**WORK REQUIRED:**
Take each line containing "ИЗОЛЯЦИЕЙ" and report it exactly as written.

**PROVIDED DATA:**
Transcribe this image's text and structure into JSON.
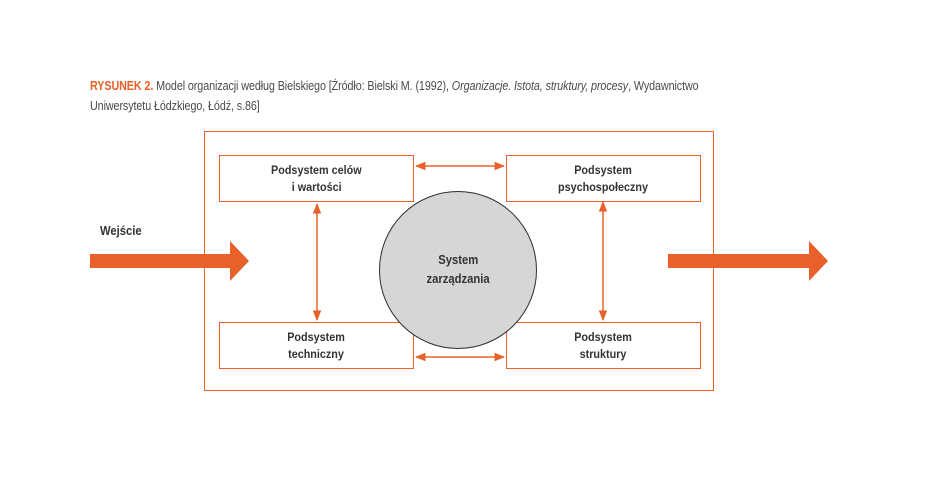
{
  "caption": {
    "label": "RYSUNEK 2.",
    "text_1": " Model organizacji według Bielskiego [Źródło: Bielski M. (1992), ",
    "text_italic": "Organizacje. Istota, struktury, procesy",
    "text_2": ", Wydawnictwo Uniwersytetu Łódzkiego, Łódź, s.86]"
  },
  "input_label": "Wejście",
  "nodes": {
    "goals": {
      "line1": "Podsystem celów",
      "line2": "i wartości"
    },
    "psycho": {
      "line1": "Podsystem",
      "line2": "psychospołeczny"
    },
    "technical": {
      "line1": "Podsystem",
      "line2": "techniczny"
    },
    "structure": {
      "line1": "Podsystem",
      "line2": "struktury"
    },
    "management": {
      "line1": "System",
      "line2": "zarządzania"
    }
  },
  "colors": {
    "accent": "#e8602a",
    "circle_fill": "#d6d6d6",
    "text": "#333333"
  }
}
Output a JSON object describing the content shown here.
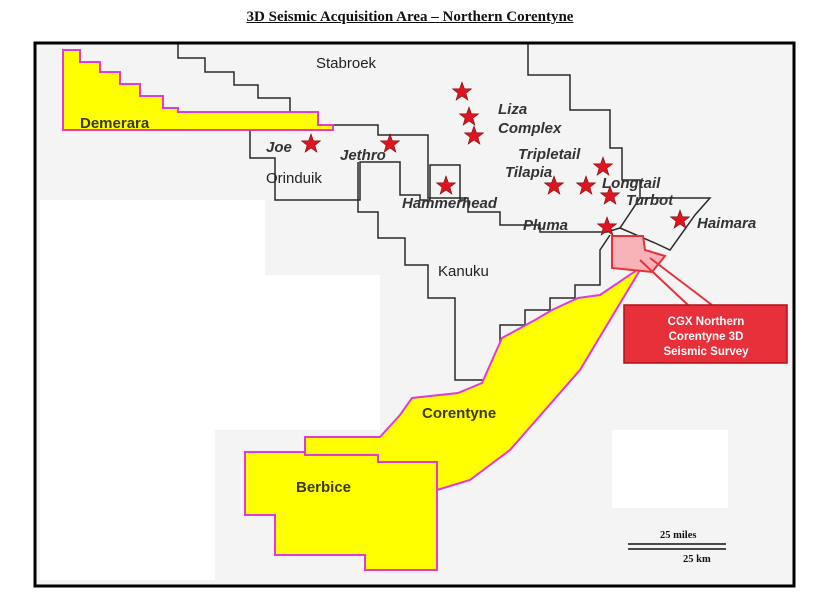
{
  "title": "3D Seismic Acquisition Area – Northern Corentyne",
  "colors": {
    "land": "#efefef",
    "block_fill": "#ffff00",
    "block_edge": "#e23ad3",
    "star": "#e0141e",
    "callout_fill": "#e8303a",
    "survey_fill": "#f7b3b7"
  },
  "areas": {
    "stabroek": "Stabroek",
    "orinduik": "Orinduik",
    "kanuku": "Kanuku",
    "demerara": "Demerara",
    "corentyne": "Corentyne",
    "berbice": "Berbice"
  },
  "wells": {
    "liza_line1": "Liza",
    "liza_line2": "Complex",
    "joe": "Joe",
    "jethro": "Jethro",
    "tripletail": "Tripletail",
    "tilapia": "Tilapia",
    "longtail": "Longtail",
    "turbot": "Turbot",
    "hammerhead": "Hammerhead",
    "pluma": "Pluma",
    "haimara": "Haimara"
  },
  "callout": {
    "line1": "CGX Northern",
    "line2": "Corentyne 3D",
    "line3": "Seismic Survey"
  },
  "scale": {
    "miles": "25 miles",
    "km": "25 km"
  }
}
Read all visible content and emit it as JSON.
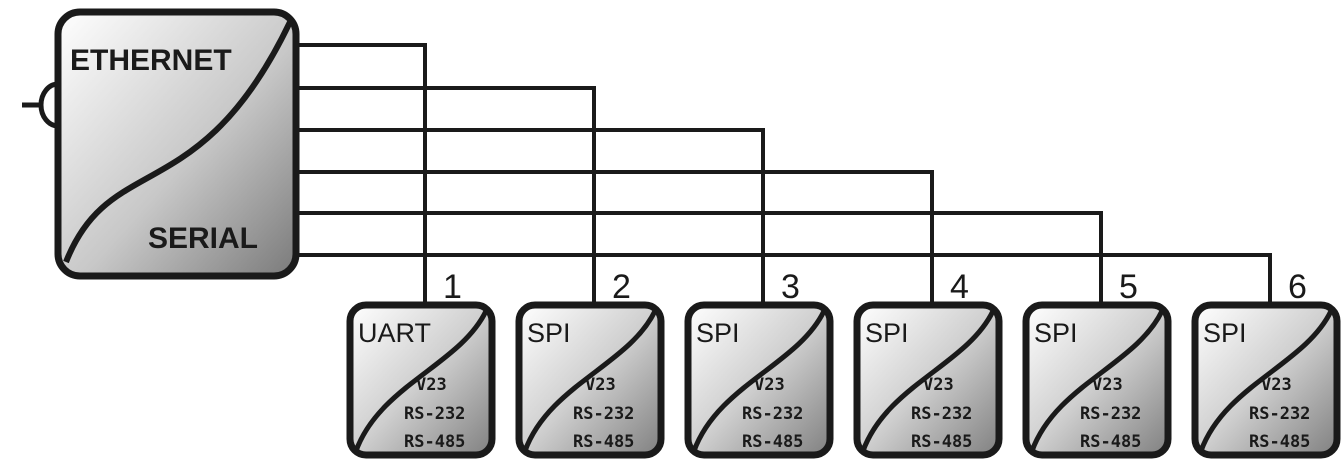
{
  "gateway": {
    "top_label": "ETHERNET",
    "bottom_label": "SERIAL"
  },
  "modules": [
    {
      "number": "1",
      "interface": "UART",
      "standards": [
        "V23",
        "RS-232",
        "RS-485"
      ]
    },
    {
      "number": "2",
      "interface": "SPI",
      "standards": [
        "V23",
        "RS-232",
        "RS-485"
      ]
    },
    {
      "number": "3",
      "interface": "SPI",
      "standards": [
        "V23",
        "RS-232",
        "RS-485"
      ]
    },
    {
      "number": "4",
      "interface": "SPI",
      "standards": [
        "V23",
        "RS-232",
        "RS-485"
      ]
    },
    {
      "number": "5",
      "interface": "SPI",
      "standards": [
        "V23",
        "RS-232",
        "RS-485"
      ]
    },
    {
      "number": "6",
      "interface": "SPI",
      "standards": [
        "V23",
        "RS-232",
        "RS-485"
      ]
    }
  ],
  "colors": {
    "stroke": "#1a1a1a",
    "gradient_light": "#ffffff",
    "gradient_dark": "#7a7a7a"
  }
}
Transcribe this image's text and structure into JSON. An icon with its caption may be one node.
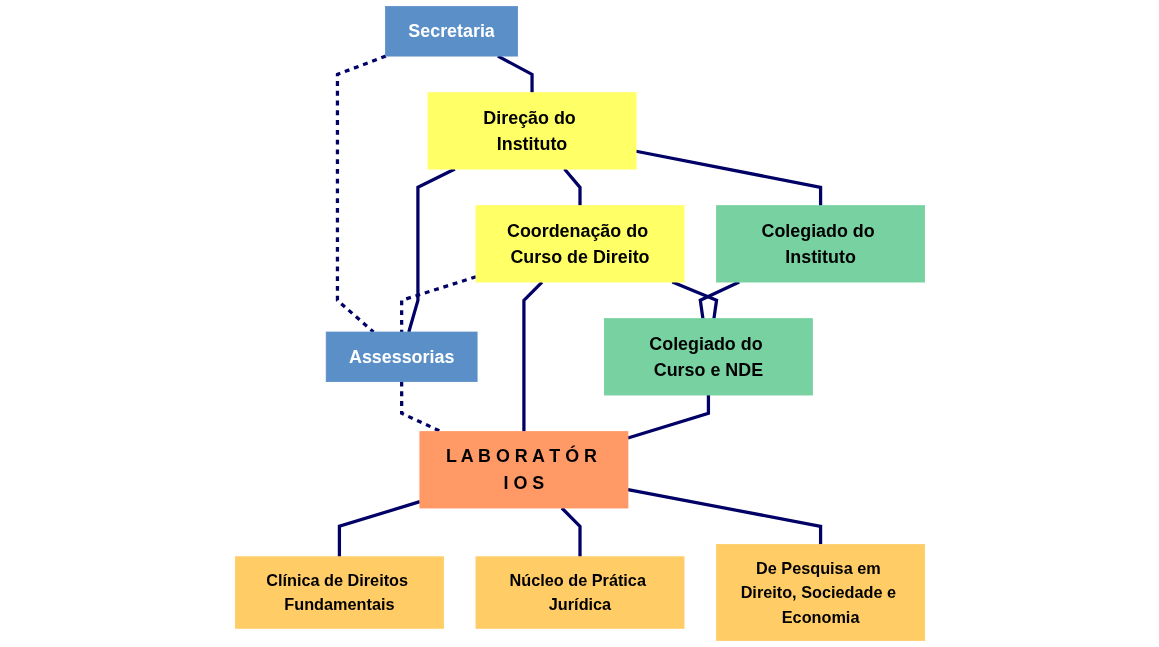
{
  "diagram": {
    "nodes": [
      {
        "text": [
          "Direção do Instituto"
        ]
      },
      {
        "text": [
          "Secretaria"
        ]
      },
      {
        "text": [
          "Assessorias"
        ]
      },
      {
        "text": [
          "Colegiado do Instituto"
        ]
      },
      {
        "text": [
          "Coordenação do Curso de Direito"
        ]
      },
      {
        "text": [
          "Colegiado do Curso e NDE"
        ]
      },
      {
        "text": [
          "L A B O R A T Ó R I O S"
        ]
      },
      {
        "text": [
          "Clínica de Direitos Fundamentais"
        ]
      },
      {
        "text": [
          "Núcleo de Prática Jurídica"
        ]
      },
      {
        "text": [
          "De Pesquisa em Direito, Sociedade e Economia"
        ]
      }
    ],
    "edges": [
      {
        "from": 0,
        "to": 4,
        "arrow": "none"
      },
      {
        "from": 0,
        "to": 3,
        "arrow": "none"
      },
      {
        "from": 1,
        "to": 0,
        "arrow": "none"
      },
      {
        "from": 2,
        "to": 0,
        "arrow": "none"
      },
      {
        "from": 1,
        "to": 2,
        "arrow": "none",
        "style": "dashed"
      },
      {
        "from": 4,
        "to": 2,
        "arrow": "none",
        "style": "dashed"
      },
      {
        "from": 2,
        "to": 6,
        "arrow": "none",
        "style": "dashed"
      },
      {
        "from": 3,
        "to": 5,
        "arrow": "none"
      },
      {
        "from": 4,
        "to": 5,
        "arrow": "none"
      },
      {
        "from": 4,
        "to": 6,
        "arrow": "none"
      },
      {
        "from": 5,
        "to": 6,
        "arrow": "none"
      },
      {
        "from": 6,
        "to": 7,
        "arrow": "none"
      },
      {
        "from": 6,
        "to": 8,
        "arrow": "none"
      },
      {
        "from": 6,
        "to": 9,
        "arrow": "none"
      }
    ]
  }
}
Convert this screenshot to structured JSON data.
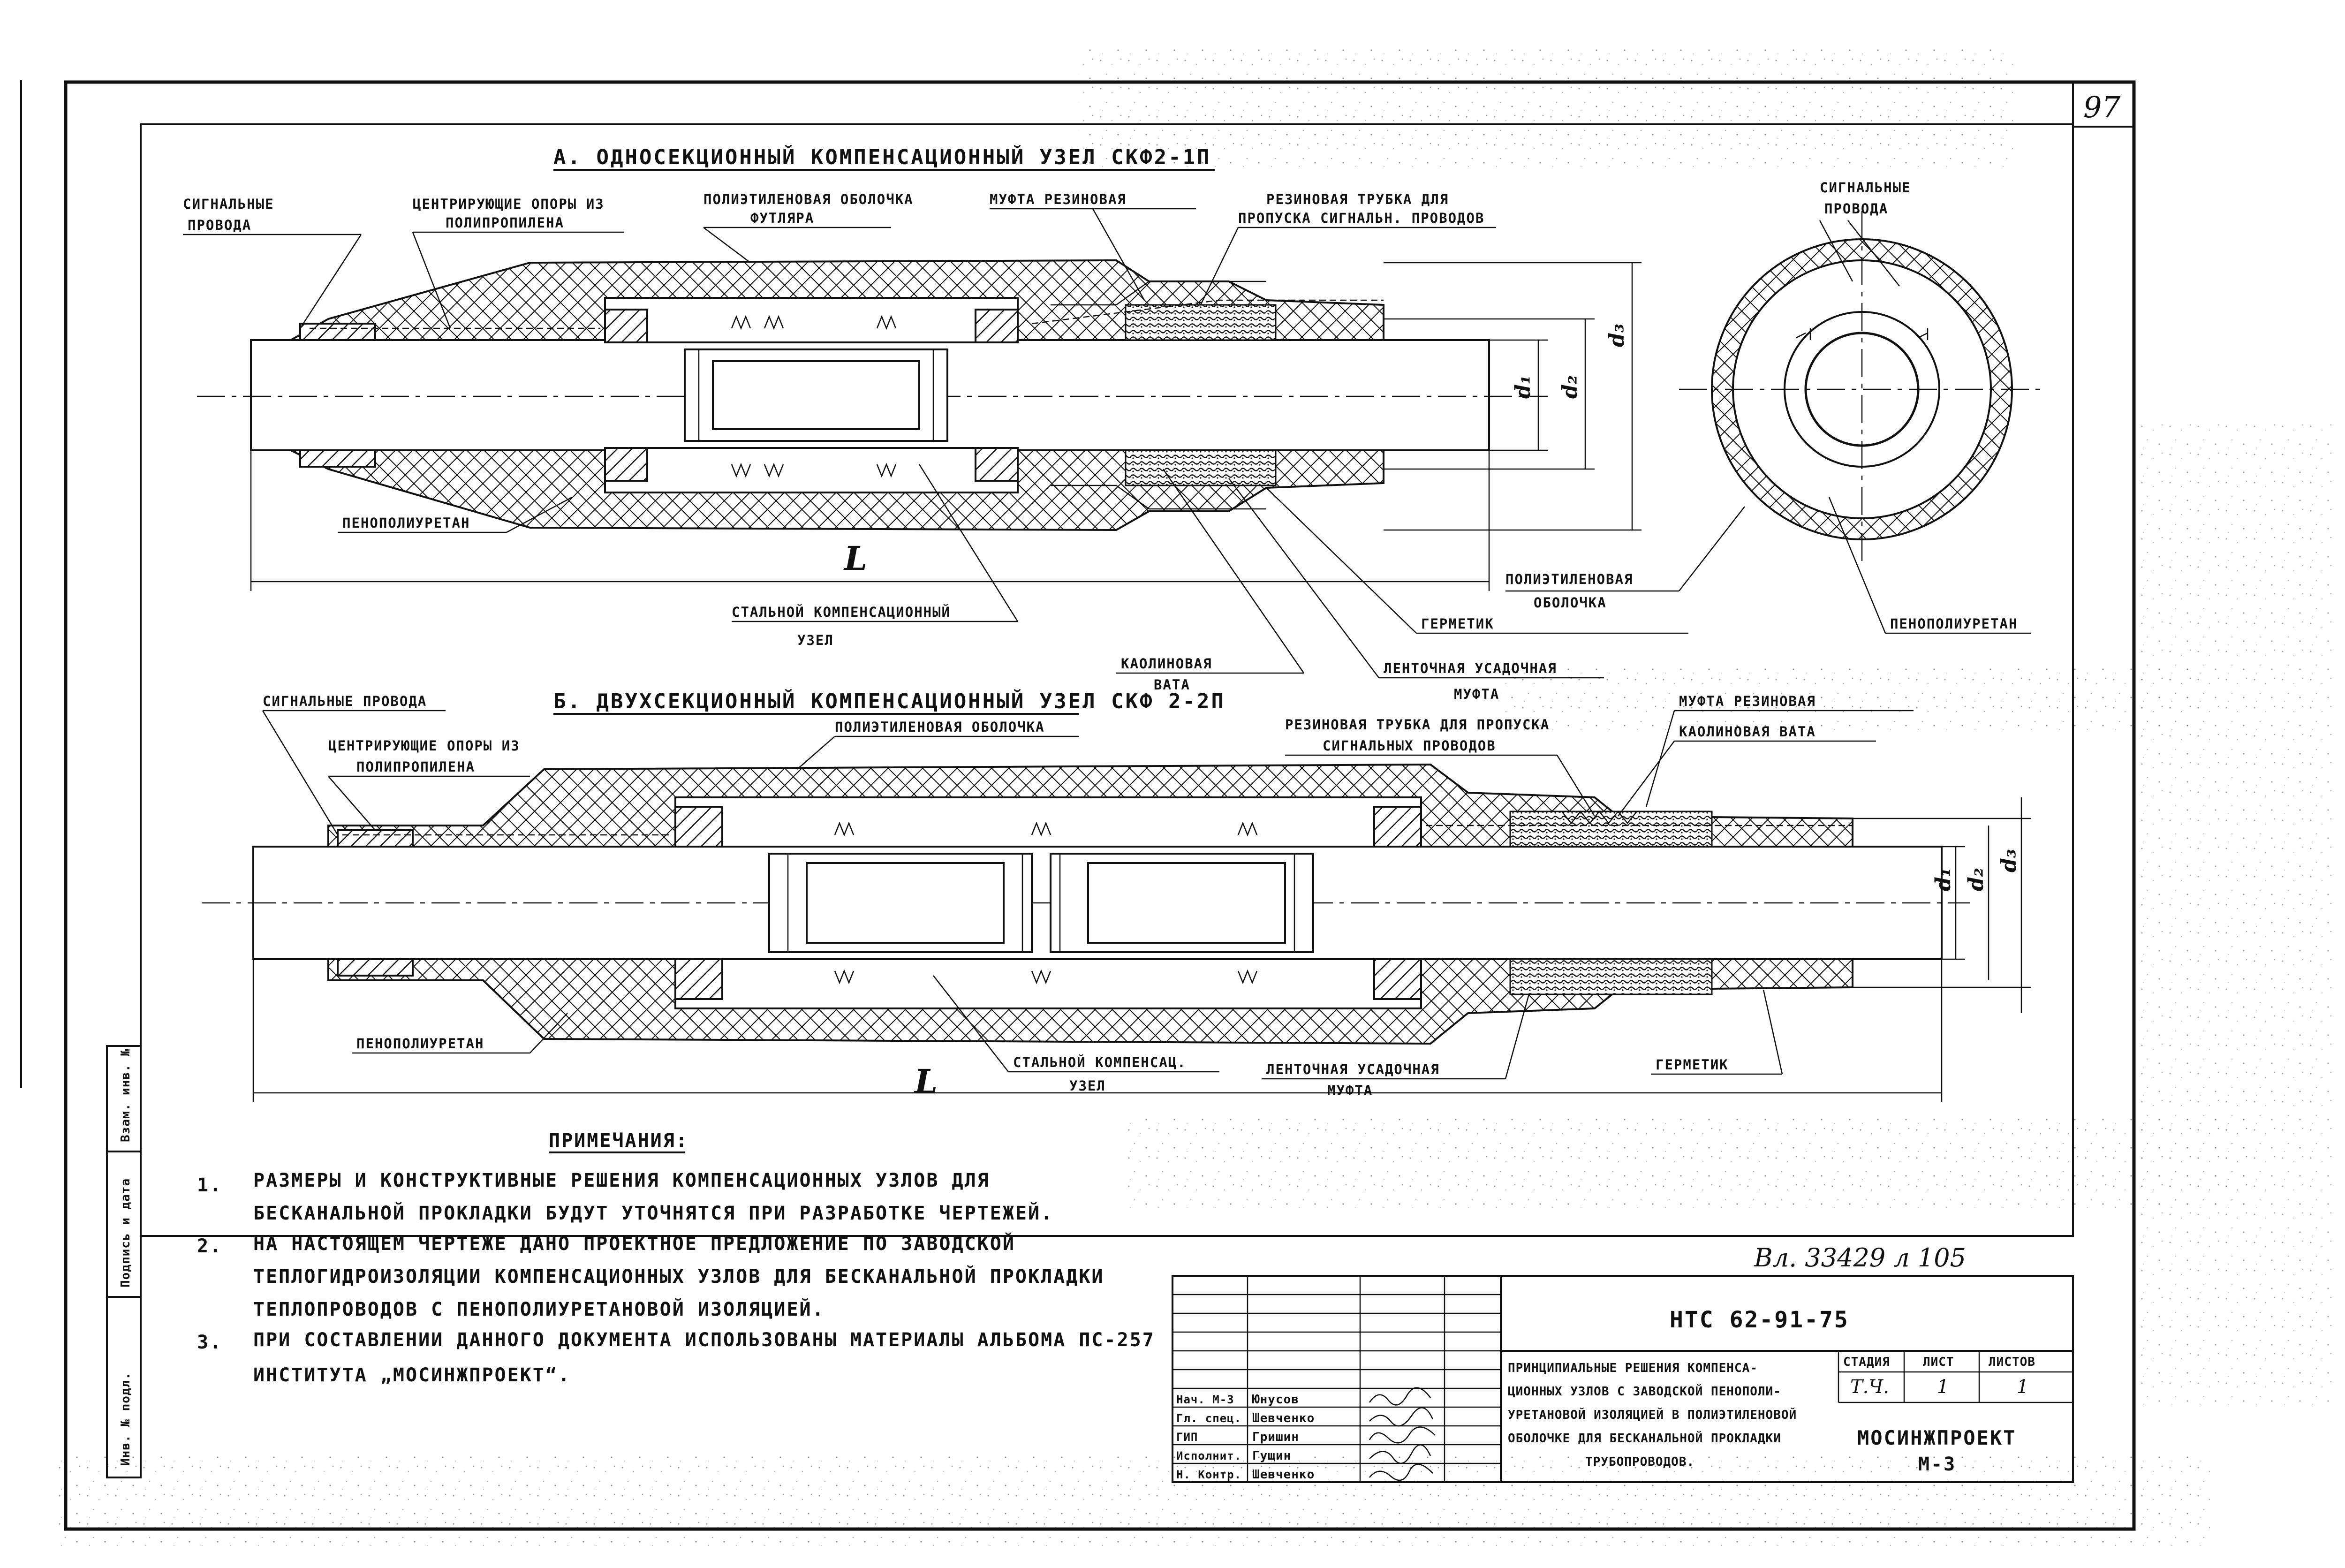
{
  "sheet": {
    "page_number": "97",
    "stamp_text": "Вл. 33429 л 105",
    "side_stamp": [
      "Инв. № подл.",
      "Подпись и дата",
      "Взам. инв. №"
    ]
  },
  "section_a": {
    "title": "А. ОДНОСЕКЦИОННЫЙ КОМПЕНСАЦИОННЫЙ УЗЕЛ СКФ2-1П",
    "labels": {
      "signal_wires": [
        "СИГНАЛЬНЫЕ",
        "ПРОВОДА"
      ],
      "centering_supports": [
        "ЦЕНТРИРУЮЩИЕ ОПОРЫ ИЗ",
        "ПОЛИПРОПИЛЕНА"
      ],
      "pe_shell": [
        "ПОЛИЭТИЛЕНОВАЯ ОБОЛОЧКА",
        "ФУТЛЯРА"
      ],
      "rubber_coupling": "МУФТА РЕЗИНОВАЯ",
      "rubber_tube": [
        "РЕЗИНОВАЯ ТРУБКА ДЛЯ",
        "ПРОПУСКА СИГНАЛЬН. ПРОВОДОВ"
      ],
      "ppu": "ПЕНОПОЛИУРЕТАН",
      "steel_node": [
        "СТАЛЬНОЙ КОМПЕНСАЦИОННЫЙ",
        "УЗЕЛ"
      ],
      "kaolin_wool": [
        "КАОЛИНОВАЯ",
        "ВАТА"
      ],
      "tape_sleeve": [
        "ЛЕНТОЧНАЯ УСАДОЧНАЯ",
        "МУФТА"
      ],
      "sealant": "ГЕРМЕТИК",
      "length": "L",
      "d1": "d₁",
      "d2": "d₂",
      "d3": "d₃"
    },
    "cross_section": {
      "signal_wires": [
        "СИГНАЛЬНЫЕ",
        "ПРОВОДА"
      ],
      "pe_shell": [
        "ПОЛИЭТИЛЕНОВАЯ",
        "ОБОЛОЧКА"
      ],
      "ppu": "ПЕНОПОЛИУРЕТАН"
    }
  },
  "section_b": {
    "title": "Б. ДВУХСЕКЦИОННЫЙ КОМПЕНСАЦИОННЫЙ УЗЕЛ СКФ 2-2П",
    "labels": {
      "signal_wires": "СИГНАЛЬНЫЕ ПРОВОДА",
      "centering_supports": [
        "ЦЕНТРИРУЮЩИЕ ОПОРЫ ИЗ",
        "ПОЛИПРОПИЛЕНА"
      ],
      "pe_shell": "ПОЛИЭТИЛЕНОВАЯ ОБОЛОЧКА",
      "rubber_tube": [
        "РЕЗИНОВАЯ ТРУБКА ДЛЯ ПРОПУСКА",
        "СИГНАЛЬНЫХ ПРОВОДОВ"
      ],
      "rubber_coupling": "МУФТА РЕЗИНОВАЯ",
      "kaolin_wool": "КАОЛИНОВАЯ ВАТА",
      "ppu": "ПЕНОПОЛИУРЕТАН",
      "steel_node": [
        "СТАЛЬНОЙ КОМПЕНСАЦ.",
        "УЗЕЛ"
      ],
      "tape_sleeve": [
        "ЛЕНТОЧНАЯ УСАДОЧНАЯ",
        "МУФТА"
      ],
      "sealant": "ГЕРМЕТИК",
      "length": "L",
      "d1": "d₁",
      "d2": "d₂",
      "d3": "d₃"
    }
  },
  "notes": {
    "heading": "ПРИМЕЧАНИЯ:",
    "items": [
      {
        "num": "1.",
        "lines": [
          "РАЗМЕРЫ И КОНСТРУКТИВНЫЕ РЕШЕНИЯ КОМПЕНСАЦИОННЫХ УЗЛОВ ДЛЯ",
          "БЕСКАНАЛЬНОЙ ПРОКЛАДКИ БУДУТ УТОЧНЯТСЯ ПРИ РАЗРАБОТКЕ ЧЕРТЕЖЕЙ."
        ]
      },
      {
        "num": "2.",
        "lines": [
          "НА НАСТОЯЩЕМ ЧЕРТЕЖЕ ДАНО ПРОЕКТНОЕ ПРЕДЛОЖЕНИЕ ПО ЗАВОДСКОЙ",
          "ТЕПЛОГИДРОИЗОЛЯЦИИ КОМПЕНСАЦИОННЫХ УЗЛОВ ДЛЯ БЕСКАНАЛЬНОЙ ПРОКЛАДКИ",
          "ТЕПЛОПРОВОДОВ С ПЕНОПОЛИУРЕТАНОВОЙ ИЗОЛЯЦИЕЙ."
        ]
      },
      {
        "num": "3.",
        "lines": [
          "ПРИ СОСТАВЛЕНИИ ДАННОГО ДОКУМЕНТА ИСПОЛЬЗОВАНЫ МАТЕРИАЛЫ АЛЬБОМА ПС-257",
          "ИНСТИТУТА „МОСИНЖПРОЕКТ“."
        ]
      }
    ]
  },
  "title_block": {
    "doc_code": "НТС 62-91-75",
    "description": [
      "ПРИНЦИПИАЛЬНЫЕ РЕШЕНИЯ КОМПЕНСА-",
      "ЦИОННЫХ УЗЛОВ С ЗАВОДСКОЙ ПЕНОПОЛИ-",
      "УРЕТАНОВОЙ ИЗОЛЯЦИЕЙ В ПОЛИЭТИЛЕНОВОЙ",
      "ОБОЛОЧКЕ ДЛЯ БЕСКАНАЛЬНОЙ ПРОКЛАДКИ",
      "ТРУБОПРОВОДОВ."
    ],
    "headers": {
      "stage": "СТАДИЯ",
      "sheet": "ЛИСТ",
      "sheets": "ЛИСТОВ"
    },
    "values": {
      "stage": "Т.Ч.",
      "sheet": "1",
      "sheets": "1"
    },
    "organization": [
      "МОСИНЖПРОЕКТ",
      "М-3"
    ],
    "people": [
      {
        "role": "Нач. М-3",
        "name": "Юнусов"
      },
      {
        "role": "Гл. спец.",
        "name": "Шевченко"
      },
      {
        "role": "ГИП",
        "name": "Гришин"
      },
      {
        "role": "Исполнит.",
        "name": "Гущин"
      },
      {
        "role": "Н. Контр.",
        "name": "Шевченко"
      }
    ]
  }
}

**PROBLEM SOLUTION:**
          "ТЕПЛОПРОВОДОВ С ПЕНОПОЛИУРЕТАНОВОЙ ИЗОЛЯЦИЕЙ."
      "УРЕТАНОВОЙ ИЗОЛЯЦИЕЙ В ПОЛИЭТИЛЕНОВОЙ",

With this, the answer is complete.